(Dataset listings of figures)
——————
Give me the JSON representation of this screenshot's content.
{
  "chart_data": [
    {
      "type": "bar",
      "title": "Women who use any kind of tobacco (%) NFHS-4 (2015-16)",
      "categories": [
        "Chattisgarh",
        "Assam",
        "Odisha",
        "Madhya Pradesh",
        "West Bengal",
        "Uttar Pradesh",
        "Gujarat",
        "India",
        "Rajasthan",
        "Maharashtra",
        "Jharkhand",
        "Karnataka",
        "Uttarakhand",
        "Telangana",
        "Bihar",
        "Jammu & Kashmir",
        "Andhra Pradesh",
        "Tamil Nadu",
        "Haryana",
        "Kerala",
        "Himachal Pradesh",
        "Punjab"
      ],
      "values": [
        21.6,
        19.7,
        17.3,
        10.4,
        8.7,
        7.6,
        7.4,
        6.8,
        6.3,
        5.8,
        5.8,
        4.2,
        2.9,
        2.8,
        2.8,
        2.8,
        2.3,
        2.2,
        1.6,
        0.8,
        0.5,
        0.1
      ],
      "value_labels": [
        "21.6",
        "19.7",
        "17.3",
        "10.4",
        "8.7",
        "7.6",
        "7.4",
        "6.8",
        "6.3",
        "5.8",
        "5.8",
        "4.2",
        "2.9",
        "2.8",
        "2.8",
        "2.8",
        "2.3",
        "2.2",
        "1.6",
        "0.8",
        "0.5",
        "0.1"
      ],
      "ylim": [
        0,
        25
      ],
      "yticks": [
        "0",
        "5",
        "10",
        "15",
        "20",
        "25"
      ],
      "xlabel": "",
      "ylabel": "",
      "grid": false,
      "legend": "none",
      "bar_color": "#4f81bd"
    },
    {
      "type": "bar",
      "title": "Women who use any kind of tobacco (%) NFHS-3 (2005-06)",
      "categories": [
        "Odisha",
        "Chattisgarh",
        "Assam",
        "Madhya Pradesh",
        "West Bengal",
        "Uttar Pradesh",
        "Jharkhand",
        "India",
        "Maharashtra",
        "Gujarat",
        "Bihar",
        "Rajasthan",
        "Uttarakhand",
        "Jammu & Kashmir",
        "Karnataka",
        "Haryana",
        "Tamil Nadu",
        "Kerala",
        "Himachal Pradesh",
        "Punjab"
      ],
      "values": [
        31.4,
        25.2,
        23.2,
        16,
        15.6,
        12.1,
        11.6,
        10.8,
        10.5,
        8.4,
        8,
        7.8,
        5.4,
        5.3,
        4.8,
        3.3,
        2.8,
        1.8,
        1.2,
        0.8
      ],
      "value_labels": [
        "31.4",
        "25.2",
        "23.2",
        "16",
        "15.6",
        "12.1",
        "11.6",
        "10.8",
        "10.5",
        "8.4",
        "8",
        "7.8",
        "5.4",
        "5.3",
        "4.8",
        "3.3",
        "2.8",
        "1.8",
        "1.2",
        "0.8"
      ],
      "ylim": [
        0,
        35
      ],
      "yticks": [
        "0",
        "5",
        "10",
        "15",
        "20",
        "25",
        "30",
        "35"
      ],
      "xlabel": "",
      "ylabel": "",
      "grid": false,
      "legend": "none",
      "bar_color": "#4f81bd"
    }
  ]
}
——————
### What is needed
Show the lines of the data that hold the word "title".

### Task answer
      "title": "Women who use any kind of tobacco (%) NFHS-4 (2015-16)",
      "title": "Women who use any kind of tobacco (%) NFHS-3 (2005-06)",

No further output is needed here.